DATA SECTION

========

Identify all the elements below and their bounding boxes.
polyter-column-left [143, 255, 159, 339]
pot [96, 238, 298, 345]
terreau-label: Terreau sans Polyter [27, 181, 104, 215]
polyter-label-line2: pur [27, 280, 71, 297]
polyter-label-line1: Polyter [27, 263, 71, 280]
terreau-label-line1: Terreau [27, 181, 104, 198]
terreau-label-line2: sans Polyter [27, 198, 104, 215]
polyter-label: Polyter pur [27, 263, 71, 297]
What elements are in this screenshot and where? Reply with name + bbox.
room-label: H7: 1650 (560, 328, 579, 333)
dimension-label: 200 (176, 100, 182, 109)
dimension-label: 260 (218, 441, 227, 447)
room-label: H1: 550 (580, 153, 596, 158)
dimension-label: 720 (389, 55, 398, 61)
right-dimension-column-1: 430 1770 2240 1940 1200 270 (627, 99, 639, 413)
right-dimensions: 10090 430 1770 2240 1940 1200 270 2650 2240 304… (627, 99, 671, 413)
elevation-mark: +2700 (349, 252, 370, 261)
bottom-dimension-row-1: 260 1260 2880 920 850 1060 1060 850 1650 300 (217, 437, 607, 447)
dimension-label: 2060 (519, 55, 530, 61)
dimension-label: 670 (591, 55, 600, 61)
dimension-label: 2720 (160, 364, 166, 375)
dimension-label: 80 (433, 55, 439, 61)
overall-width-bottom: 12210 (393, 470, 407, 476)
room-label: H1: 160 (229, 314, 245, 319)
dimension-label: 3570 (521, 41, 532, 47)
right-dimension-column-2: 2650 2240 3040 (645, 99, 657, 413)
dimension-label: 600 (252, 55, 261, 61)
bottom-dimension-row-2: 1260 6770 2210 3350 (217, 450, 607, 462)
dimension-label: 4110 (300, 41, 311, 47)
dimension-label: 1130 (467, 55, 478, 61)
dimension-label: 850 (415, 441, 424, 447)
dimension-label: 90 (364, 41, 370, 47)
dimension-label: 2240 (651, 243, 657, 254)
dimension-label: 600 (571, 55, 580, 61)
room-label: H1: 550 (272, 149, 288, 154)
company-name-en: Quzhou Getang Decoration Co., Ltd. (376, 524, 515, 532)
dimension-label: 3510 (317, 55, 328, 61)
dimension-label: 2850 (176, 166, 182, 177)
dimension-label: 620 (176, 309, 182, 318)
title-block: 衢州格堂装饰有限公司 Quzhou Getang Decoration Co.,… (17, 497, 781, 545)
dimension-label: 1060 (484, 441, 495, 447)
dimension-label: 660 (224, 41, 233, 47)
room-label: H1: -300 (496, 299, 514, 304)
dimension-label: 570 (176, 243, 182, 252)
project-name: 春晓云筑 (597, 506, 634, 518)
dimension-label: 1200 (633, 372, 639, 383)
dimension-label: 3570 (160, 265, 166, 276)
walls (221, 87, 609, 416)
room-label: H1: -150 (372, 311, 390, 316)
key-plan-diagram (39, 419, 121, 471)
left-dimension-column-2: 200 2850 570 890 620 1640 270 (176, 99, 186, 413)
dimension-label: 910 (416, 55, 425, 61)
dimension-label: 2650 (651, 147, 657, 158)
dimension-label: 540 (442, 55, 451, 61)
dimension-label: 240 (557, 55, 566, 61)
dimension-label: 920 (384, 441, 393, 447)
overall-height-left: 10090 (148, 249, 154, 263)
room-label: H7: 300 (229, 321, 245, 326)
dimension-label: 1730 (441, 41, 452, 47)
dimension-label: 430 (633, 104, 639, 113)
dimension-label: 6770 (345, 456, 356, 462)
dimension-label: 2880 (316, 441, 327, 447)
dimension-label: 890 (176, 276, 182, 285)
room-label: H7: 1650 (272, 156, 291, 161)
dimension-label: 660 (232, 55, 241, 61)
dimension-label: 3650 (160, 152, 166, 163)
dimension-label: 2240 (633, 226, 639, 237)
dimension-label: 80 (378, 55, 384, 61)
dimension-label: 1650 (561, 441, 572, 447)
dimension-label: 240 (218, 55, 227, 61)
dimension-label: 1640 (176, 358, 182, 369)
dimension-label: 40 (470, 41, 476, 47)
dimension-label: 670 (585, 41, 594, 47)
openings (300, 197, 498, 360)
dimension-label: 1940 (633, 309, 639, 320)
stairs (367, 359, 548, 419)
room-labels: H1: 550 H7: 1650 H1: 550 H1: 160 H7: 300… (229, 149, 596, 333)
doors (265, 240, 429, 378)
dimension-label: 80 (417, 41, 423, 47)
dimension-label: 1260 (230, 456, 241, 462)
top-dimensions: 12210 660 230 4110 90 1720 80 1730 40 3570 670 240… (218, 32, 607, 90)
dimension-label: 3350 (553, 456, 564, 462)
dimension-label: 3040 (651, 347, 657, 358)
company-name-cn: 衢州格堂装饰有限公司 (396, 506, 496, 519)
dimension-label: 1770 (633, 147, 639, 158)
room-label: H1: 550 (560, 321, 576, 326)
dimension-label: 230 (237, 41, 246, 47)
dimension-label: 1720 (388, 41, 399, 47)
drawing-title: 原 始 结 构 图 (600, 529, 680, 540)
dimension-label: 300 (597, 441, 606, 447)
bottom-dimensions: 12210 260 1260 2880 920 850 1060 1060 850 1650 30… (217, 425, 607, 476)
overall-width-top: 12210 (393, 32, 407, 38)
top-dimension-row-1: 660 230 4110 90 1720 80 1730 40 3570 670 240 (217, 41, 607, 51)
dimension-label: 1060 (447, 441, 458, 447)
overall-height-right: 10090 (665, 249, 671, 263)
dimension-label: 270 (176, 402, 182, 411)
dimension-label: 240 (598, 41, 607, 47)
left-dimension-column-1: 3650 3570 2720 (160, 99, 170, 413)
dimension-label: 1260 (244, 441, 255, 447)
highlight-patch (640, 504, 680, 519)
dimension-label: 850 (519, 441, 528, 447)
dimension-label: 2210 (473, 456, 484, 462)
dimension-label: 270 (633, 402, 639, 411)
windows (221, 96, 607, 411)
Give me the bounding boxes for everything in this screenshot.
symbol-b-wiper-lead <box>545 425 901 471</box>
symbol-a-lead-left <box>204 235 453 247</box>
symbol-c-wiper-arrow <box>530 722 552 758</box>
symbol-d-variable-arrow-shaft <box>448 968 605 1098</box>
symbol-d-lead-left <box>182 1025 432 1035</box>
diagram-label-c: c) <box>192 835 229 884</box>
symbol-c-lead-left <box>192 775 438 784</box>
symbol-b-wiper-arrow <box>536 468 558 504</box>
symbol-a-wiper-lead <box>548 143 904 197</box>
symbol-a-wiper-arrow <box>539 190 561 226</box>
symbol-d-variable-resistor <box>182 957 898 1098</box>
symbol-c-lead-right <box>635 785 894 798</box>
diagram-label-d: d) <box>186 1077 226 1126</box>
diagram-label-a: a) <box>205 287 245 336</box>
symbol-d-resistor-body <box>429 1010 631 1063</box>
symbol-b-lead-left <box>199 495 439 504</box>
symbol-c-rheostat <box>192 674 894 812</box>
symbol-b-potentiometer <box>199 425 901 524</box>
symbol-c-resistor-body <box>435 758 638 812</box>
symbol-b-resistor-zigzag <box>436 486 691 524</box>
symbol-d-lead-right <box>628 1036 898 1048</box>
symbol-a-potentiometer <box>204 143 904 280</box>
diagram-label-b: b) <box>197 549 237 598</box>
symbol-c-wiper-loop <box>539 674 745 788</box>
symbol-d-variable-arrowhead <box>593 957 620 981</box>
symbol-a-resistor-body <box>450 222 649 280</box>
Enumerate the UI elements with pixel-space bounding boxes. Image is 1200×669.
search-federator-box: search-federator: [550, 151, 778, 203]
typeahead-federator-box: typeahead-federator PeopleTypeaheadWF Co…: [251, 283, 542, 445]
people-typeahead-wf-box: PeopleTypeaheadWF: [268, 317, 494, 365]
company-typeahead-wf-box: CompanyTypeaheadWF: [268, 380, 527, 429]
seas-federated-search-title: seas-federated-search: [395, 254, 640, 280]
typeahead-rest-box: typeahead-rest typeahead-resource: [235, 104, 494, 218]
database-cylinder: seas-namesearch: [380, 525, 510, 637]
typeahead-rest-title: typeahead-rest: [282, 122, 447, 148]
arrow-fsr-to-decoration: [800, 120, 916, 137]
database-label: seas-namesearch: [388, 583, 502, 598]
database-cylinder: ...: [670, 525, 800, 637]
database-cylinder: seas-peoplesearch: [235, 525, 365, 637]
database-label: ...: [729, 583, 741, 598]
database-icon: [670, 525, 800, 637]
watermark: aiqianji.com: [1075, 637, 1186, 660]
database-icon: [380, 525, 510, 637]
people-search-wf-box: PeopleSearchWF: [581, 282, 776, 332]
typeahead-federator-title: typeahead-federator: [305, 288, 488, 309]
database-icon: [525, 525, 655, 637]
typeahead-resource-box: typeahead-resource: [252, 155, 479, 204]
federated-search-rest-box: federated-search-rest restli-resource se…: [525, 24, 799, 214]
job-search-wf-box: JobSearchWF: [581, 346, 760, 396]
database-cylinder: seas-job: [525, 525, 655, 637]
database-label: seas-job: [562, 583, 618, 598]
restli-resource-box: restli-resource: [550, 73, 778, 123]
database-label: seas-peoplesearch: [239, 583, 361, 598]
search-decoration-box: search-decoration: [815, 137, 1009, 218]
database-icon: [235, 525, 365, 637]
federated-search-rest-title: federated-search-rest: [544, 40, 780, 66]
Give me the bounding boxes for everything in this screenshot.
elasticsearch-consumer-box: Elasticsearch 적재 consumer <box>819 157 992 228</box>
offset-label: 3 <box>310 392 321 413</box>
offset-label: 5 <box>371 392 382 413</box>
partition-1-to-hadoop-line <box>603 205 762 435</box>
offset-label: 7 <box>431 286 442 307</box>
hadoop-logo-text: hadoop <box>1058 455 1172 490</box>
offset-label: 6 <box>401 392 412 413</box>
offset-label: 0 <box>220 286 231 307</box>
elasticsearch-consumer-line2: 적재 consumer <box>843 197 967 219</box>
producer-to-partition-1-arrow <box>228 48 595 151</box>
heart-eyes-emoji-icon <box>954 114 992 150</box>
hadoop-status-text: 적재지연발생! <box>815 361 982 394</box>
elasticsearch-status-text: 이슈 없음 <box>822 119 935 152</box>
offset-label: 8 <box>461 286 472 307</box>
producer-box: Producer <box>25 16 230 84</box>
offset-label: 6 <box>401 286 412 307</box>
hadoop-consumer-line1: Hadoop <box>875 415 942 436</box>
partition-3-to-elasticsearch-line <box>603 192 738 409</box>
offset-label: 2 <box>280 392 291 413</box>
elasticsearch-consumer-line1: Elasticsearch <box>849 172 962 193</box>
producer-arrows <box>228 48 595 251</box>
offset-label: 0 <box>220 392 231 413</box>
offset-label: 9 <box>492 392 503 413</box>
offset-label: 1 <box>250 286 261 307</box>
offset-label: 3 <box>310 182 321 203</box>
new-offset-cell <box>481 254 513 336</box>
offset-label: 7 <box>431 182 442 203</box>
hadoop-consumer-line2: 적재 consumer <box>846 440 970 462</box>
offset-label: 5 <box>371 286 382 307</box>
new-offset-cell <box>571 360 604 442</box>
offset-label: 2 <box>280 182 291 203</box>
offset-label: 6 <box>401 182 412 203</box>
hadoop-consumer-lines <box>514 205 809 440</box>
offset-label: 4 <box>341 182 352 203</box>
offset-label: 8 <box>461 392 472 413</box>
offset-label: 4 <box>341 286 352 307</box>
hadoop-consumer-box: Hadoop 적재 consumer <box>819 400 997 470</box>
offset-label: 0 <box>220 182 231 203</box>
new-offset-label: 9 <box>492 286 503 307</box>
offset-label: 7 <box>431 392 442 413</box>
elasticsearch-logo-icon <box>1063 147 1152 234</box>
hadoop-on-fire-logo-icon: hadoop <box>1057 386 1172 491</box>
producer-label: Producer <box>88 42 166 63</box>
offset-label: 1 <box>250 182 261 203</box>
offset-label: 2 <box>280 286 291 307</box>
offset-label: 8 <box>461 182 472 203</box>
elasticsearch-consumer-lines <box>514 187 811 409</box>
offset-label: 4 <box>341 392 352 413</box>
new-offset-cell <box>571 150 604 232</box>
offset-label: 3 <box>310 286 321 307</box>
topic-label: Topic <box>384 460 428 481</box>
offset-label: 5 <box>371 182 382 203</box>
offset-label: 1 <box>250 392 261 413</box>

========

REQUIREMENT
Write out the records word for word from their first line through the line containing "polyter-label-line2: pur [27, 280, 71, 297]", both ends included.

RESULT OF THIS EXERCISE
Identify all the elements below and their bounding boxes.
polyter-column-left [143, 255, 159, 339]
pot [96, 238, 298, 345]
terreau-label: Terreau sans Polyter [27, 181, 104, 215]
polyter-label-line2: pur [27, 280, 71, 297]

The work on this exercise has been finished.